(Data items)

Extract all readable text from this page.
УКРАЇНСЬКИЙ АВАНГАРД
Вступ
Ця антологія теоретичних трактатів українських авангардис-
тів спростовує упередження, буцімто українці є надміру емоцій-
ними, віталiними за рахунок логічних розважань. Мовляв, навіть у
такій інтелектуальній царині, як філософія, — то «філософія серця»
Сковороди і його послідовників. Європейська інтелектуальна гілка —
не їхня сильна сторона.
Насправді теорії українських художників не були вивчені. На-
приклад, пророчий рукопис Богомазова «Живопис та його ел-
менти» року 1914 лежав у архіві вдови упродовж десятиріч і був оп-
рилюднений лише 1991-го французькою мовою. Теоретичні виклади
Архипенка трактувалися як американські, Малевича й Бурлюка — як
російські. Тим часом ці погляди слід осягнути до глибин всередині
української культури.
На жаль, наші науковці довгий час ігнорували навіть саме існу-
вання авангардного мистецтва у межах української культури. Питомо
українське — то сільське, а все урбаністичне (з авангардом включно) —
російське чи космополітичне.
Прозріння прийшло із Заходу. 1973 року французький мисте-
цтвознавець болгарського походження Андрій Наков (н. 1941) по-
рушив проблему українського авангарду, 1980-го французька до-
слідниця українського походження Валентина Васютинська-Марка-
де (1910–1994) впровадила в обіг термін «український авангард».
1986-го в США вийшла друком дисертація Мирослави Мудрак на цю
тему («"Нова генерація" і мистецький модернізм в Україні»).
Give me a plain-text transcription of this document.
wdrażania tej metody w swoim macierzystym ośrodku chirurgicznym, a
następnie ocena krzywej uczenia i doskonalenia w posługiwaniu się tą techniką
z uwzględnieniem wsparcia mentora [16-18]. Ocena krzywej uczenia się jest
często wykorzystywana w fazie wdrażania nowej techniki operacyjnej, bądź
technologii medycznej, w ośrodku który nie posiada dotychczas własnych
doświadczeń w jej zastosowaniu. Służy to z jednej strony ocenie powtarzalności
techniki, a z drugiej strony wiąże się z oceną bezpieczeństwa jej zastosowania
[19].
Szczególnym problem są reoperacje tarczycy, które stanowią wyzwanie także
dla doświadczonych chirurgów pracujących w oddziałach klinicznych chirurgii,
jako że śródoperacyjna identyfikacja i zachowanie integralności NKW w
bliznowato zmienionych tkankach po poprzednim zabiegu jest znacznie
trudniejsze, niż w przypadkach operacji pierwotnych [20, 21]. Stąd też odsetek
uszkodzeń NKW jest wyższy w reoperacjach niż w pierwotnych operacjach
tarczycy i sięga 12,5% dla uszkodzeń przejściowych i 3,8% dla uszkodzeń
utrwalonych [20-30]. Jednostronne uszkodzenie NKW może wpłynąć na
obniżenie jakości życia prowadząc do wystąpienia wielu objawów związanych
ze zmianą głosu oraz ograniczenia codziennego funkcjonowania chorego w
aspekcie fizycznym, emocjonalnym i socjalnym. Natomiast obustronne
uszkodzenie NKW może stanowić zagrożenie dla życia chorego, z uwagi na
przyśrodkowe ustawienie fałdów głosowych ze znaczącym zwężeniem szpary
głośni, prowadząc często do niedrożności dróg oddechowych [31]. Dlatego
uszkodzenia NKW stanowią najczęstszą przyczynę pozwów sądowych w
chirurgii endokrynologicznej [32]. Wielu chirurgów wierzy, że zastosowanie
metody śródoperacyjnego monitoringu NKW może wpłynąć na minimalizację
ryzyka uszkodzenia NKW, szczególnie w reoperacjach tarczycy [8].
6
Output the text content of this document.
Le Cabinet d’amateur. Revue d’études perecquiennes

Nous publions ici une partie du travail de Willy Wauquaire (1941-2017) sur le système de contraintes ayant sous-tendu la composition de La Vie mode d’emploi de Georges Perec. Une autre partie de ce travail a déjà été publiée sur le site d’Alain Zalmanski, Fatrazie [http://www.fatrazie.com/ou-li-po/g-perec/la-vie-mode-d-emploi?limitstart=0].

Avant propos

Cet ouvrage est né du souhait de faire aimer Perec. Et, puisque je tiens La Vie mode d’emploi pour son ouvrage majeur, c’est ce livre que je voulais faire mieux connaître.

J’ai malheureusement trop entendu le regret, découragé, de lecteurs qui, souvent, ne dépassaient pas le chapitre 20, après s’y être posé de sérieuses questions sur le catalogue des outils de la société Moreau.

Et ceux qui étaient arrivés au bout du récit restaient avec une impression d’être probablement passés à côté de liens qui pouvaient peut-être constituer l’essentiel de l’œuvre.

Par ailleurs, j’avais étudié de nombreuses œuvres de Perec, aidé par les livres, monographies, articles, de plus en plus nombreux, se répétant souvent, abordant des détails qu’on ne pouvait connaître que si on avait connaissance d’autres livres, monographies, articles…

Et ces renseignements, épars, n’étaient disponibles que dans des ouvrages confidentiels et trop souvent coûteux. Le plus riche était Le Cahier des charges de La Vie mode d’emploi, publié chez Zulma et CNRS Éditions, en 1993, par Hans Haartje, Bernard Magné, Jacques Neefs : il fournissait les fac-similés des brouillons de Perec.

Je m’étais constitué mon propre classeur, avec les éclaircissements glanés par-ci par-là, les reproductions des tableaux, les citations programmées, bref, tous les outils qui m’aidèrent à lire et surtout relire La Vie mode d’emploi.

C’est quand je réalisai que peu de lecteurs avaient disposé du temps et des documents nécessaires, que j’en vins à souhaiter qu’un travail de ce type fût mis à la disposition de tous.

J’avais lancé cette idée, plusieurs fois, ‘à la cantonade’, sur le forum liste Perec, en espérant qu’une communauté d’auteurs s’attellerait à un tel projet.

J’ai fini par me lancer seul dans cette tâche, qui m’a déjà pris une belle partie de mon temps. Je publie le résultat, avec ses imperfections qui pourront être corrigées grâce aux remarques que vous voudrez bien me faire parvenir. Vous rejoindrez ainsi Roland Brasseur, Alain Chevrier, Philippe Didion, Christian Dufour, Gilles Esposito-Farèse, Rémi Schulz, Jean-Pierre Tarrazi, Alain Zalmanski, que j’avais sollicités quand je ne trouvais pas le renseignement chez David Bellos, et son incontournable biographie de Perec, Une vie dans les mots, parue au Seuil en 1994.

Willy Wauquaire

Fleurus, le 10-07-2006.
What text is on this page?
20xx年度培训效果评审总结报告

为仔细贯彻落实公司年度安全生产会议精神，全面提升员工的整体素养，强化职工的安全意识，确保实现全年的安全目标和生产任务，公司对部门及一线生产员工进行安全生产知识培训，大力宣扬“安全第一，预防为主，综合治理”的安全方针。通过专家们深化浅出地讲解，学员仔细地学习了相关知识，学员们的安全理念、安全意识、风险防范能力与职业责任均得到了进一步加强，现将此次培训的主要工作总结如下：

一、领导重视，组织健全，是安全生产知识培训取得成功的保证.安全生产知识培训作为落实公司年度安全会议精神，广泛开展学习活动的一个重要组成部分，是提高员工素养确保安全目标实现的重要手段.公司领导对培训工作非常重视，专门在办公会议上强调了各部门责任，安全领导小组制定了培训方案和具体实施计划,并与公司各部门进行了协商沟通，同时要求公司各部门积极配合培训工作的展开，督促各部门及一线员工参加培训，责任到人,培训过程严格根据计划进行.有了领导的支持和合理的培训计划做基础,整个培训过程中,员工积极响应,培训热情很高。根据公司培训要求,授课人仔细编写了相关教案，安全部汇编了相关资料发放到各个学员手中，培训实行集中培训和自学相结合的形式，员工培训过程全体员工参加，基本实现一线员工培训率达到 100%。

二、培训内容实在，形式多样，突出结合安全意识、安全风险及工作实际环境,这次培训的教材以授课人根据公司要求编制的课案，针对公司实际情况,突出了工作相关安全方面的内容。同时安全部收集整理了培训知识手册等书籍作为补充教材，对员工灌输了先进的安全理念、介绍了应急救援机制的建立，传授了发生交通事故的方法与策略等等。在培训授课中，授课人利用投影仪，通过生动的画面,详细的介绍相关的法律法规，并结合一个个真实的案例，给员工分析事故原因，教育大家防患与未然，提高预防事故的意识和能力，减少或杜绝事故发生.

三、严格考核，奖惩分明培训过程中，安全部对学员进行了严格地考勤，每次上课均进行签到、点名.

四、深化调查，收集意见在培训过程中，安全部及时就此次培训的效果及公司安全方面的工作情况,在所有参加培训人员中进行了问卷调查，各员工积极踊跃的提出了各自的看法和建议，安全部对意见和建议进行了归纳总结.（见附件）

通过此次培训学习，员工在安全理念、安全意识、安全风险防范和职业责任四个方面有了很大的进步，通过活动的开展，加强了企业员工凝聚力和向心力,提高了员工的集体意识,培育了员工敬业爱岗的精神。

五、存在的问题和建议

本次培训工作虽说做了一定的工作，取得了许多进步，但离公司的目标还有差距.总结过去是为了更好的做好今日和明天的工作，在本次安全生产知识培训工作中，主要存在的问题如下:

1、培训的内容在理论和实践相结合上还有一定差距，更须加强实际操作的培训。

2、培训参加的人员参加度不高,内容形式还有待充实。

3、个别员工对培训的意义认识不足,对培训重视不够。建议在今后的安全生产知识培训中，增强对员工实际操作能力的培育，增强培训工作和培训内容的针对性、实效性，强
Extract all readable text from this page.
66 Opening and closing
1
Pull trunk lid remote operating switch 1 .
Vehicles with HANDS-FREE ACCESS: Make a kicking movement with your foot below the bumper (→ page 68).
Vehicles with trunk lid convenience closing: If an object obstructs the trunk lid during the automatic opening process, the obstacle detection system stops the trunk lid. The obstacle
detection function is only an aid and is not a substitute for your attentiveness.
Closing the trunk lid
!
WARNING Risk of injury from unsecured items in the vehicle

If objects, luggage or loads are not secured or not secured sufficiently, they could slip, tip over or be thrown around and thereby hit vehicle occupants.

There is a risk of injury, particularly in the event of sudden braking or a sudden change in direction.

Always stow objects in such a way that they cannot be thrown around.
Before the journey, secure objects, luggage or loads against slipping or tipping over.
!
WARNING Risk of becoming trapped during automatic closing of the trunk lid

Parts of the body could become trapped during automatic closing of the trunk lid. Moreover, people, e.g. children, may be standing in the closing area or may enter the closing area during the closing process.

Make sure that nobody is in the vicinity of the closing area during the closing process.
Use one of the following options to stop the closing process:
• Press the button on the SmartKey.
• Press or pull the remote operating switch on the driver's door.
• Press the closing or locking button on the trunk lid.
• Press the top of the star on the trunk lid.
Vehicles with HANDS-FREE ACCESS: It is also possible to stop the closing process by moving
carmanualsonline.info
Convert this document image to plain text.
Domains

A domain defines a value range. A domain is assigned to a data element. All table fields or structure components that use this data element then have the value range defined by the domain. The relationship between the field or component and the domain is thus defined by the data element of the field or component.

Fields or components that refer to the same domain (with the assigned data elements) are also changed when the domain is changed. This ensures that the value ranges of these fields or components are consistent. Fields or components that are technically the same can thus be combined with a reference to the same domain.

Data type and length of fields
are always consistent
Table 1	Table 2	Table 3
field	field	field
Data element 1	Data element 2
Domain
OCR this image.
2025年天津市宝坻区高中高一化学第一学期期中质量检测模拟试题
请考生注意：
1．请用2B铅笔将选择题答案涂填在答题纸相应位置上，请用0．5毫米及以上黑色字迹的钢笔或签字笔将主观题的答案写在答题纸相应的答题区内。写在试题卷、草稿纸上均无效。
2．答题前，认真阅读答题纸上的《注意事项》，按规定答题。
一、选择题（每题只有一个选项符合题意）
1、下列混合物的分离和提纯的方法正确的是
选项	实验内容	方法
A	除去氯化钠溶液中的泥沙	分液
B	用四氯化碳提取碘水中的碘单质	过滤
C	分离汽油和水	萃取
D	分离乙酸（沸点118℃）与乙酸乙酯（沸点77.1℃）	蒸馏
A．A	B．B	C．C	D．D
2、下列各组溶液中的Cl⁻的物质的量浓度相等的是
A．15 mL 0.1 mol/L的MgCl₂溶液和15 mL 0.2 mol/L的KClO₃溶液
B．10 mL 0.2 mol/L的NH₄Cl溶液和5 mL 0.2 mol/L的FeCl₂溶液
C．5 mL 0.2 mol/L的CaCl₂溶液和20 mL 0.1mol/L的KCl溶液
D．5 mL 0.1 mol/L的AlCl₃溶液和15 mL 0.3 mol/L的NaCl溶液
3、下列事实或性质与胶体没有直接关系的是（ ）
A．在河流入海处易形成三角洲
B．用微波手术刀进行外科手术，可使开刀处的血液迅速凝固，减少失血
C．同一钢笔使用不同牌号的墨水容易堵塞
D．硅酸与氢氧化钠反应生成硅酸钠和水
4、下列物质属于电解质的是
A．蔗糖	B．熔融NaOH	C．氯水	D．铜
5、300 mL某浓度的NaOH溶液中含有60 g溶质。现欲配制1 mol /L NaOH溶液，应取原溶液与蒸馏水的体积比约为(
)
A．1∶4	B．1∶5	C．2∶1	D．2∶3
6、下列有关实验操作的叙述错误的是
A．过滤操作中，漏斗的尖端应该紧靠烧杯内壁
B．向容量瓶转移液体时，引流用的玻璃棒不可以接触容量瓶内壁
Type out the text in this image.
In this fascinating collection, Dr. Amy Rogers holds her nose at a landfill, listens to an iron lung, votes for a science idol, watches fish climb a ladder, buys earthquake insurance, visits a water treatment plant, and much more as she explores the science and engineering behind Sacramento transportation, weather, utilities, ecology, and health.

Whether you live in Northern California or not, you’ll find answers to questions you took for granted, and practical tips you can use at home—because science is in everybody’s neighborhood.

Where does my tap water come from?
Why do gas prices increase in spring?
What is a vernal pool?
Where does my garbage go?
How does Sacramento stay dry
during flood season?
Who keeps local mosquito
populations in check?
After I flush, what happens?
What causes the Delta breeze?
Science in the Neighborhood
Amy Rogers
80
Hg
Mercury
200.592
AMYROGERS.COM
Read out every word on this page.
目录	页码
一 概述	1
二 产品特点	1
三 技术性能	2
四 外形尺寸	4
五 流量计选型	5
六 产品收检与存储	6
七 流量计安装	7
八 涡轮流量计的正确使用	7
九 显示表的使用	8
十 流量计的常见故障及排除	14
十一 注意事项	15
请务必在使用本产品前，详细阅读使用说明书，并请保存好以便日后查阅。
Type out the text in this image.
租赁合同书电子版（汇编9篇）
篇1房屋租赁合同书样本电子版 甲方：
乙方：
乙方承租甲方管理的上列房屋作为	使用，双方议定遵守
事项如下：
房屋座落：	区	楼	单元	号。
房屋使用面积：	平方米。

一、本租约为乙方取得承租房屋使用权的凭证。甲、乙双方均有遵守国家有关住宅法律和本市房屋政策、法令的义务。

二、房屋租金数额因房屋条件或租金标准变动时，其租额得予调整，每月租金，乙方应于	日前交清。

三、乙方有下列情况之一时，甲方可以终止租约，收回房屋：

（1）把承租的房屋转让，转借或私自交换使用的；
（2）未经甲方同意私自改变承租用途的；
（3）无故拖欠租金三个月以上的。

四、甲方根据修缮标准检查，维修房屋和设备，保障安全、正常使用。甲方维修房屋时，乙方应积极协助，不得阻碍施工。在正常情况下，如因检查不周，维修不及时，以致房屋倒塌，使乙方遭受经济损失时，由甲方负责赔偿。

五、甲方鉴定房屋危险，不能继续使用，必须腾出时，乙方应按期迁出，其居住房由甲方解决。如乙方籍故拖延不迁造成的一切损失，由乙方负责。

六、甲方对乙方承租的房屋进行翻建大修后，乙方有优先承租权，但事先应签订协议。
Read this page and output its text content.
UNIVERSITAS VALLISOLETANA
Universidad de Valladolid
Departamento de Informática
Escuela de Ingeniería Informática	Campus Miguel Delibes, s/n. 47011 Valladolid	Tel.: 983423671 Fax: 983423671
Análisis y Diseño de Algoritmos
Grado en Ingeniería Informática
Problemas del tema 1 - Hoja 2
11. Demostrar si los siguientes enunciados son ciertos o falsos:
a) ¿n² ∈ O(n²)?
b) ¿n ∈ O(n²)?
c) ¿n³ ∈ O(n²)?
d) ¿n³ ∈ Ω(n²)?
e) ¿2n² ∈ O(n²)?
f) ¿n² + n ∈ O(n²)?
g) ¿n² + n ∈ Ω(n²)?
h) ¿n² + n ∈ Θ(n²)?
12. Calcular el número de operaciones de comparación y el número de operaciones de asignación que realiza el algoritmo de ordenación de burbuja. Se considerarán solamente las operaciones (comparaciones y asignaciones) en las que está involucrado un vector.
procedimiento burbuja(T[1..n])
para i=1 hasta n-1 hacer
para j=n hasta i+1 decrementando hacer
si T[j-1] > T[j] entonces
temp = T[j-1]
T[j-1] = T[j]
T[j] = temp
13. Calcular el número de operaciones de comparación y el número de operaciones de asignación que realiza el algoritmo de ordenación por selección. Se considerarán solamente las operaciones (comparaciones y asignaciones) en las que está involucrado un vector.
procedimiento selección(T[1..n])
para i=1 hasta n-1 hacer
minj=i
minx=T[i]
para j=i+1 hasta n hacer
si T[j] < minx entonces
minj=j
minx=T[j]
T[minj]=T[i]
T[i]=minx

» Exercise prompt
Keep only the lines that hold the string "культури", and copy them out.

» Final result
української культури.
вання авангардного мистецтва у межах української культури. Питомо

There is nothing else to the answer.